=== WRITTEN TASK ===
Write out all the entries word for word, but skip any images.

* start DATA SHOWN *

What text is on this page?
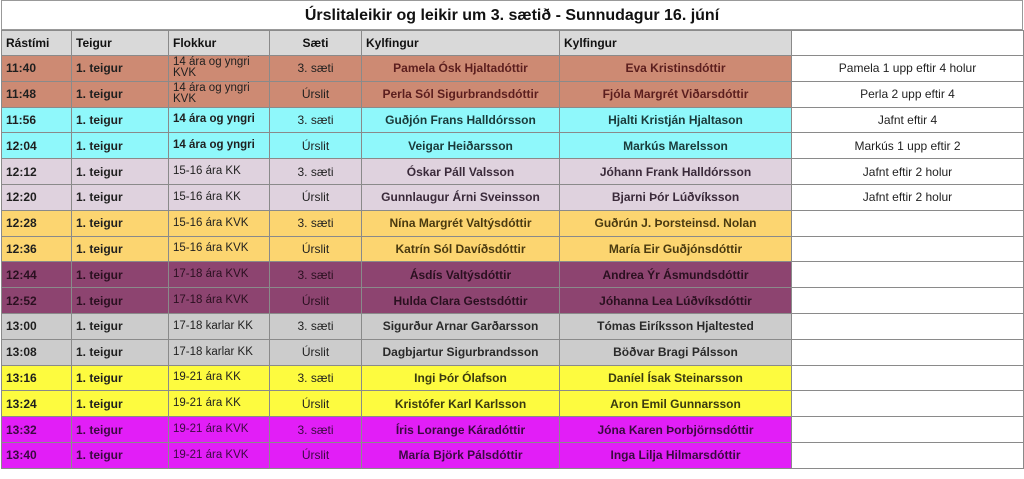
Úrslitaleikir og leikir um 3. sætið - Sunnudagur 16. júní
Rástími	Teigur	Flokkur	Sæti	Kylfingur	Kylfingur	
11:40	1. teigur	14 ára og yngri KVK	3. sæti	Pamela Ósk Hjaltadóttir	Eva Kristinsdóttir	Pamela 1 upp eftir 4 holur
11:48	1. teigur	14 ára og yngri KVK	Úrslit	Perla Sól Sigurbrandsdóttir	Fjóla Margrét Viðarsdóttir	Perla 2 upp eftir 4
11:56	1. teigur	14 ára og yngri	3. sæti	Guðjón Frans Halldórsson	Hjalti Kristján Hjaltason	Jafnt eftir 4
12:04	1. teigur	14 ára og yngri	Úrslit	Veigar Heiðarsson	Markús Marelsson	Markús 1 upp eftir 2
12:12	1. teigur	15-16 ára KK	3. sæti	Óskar Páll Valsson	Jóhann Frank Halldórsson	Jafnt eftir 2 holur
12:20	1. teigur	15-16 ára KK	Úrslit	Gunnlaugur Árni Sveinsson	Bjarni Þór Lúðvíksson	Jafnt eftir 2 holur
12:28	1. teigur	15-16 ára KVK	3. sæti	Nína Margrét Valtýsdóttir	Guðrún J. Þorsteinsd. Nolan	
12:36	1. teigur	15-16 ára KVK	Úrslit	Katrín Sól Davíðsdóttir	María Eir Guðjónsdóttir	
12:44	1. teigur	17-18 ára KVK	3. sæti	Ásdís Valtýsdóttir	Andrea Ýr Ásmundsdóttir	
12:52	1. teigur	17-18 ára KVK	Úrslit	Hulda Clara Gestsdóttir	Jóhanna Lea Lúðvíksdóttir	
13:00	1. teigur	17-18 karlar KK	3. sæti	Sigurður Arnar Garðarsson	Tómas Eiríksson Hjaltested	
13:08	1. teigur	17-18 karlar KK	Úrslit	Dagbjartur Sigurbrandsson	Böðvar Bragi Pálsson	
13:16	1. teigur	19-21 ára KK	3. sæti	Ingi Þór Ólafson	Daníel Ísak Steinarsson	
13:24	1. teigur	19-21 ára KK	Úrslit	Kristófer Karl Karlsson	Aron Emil Gunnarsson	
13:32	1. teigur	19-21 ára KVK	3. sæti	Íris Lorange Káradóttir	Jóna Karen Þorbjörnsdóttir	
13:40	1. teigur	19-21 ára KVK	Úrslit	María Björk Pálsdóttir	Inga Lilja Hilmarsdóttir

* end DATA SHOWN *

=== COMPLETED EXERCISE ===
What text is on this page?
Úrslitaleikir og leikir um 3. sætið - Sunnudagur 16. júní
Rástími	Teigur	Flokkur	Sæti	Kylfingur	Kylfingur	
11:40	1. teigur	14 ára og yngri KVK	3. sæti	Pamela Ósk Hjaltadóttir	Eva Kristinsdóttir	Pamela 1 upp eftir 4 holur
11:48	1. teigur	14 ára og yngri KVK	Úrslit	Perla Sól Sigurbrandsdóttir	Fjóla Margrét Viðarsdóttir	Perla 2 upp eftir 4
11:56	1. teigur	14 ára og yngri	3. sæti	Guðjón Frans Halldórsson	Hjalti Kristján Hjaltason	Jafnt eftir 4
12:04	1. teigur	14 ára og yngri	Úrslit	Veigar Heiðarsson	Markús Marelsson	Markús 1 upp eftir 2
12:12	1. teigur	15-16 ára KK	3. sæti	Óskar Páll Valsson	Jóhann Frank Halldórsson	Jafnt eftir 2 holur
12:20	1. teigur	15-16 ára KK	Úrslit	Gunnlaugur Árni Sveinsson	Bjarni Þór Lúðvíksson	Jafnt eftir 2 holur
12:28	1. teigur	15-16 ára KVK	3. sæti	Nína Margrét Valtýsdóttir	Guðrún J. Þorsteinsd. Nolan	
12:36	1. teigur	15-16 ára KVK	Úrslit	Katrín Sól Davíðsdóttir	María Eir Guðjónsdóttir	
12:44	1. teigur	17-18 ára KVK	3. sæti	Ásdís Valtýsdóttir	Andrea Ýr Ásmundsdóttir	
12:52	1. teigur	17-18 ára KVK	Úrslit	Hulda Clara Gestsdóttir	Jóhanna Lea Lúðvíksdóttir	
13:00	1. teigur	17-18 karlar KK	3. sæti	Sigurður Arnar Garðarsson	Tómas Eiríksson Hjaltested	
13:08	1. teigur	17-18 karlar KK	Úrslit	Dagbjartur Sigurbrandsson	Böðvar Bragi Pálsson	
13:16	1. teigur	19-21 ára KK	3. sæti	Ingi Þór Ólafson	Daníel Ísak Steinarsson	
13:24	1. teigur	19-21 ára KK	Úrslit	Kristófer Karl Karlsson	Aron Emil Gunnarsson	
13:32	1. teigur	19-21 ára KVK	3. sæti	Íris Lorange Káradóttir	Jóna Karen Þorbjörnsdóttir	
13:40	1. teigur	19-21 ára KVK	Úrslit	María Björk Pálsdóttir	Inga Lilja Hilmarsdóttir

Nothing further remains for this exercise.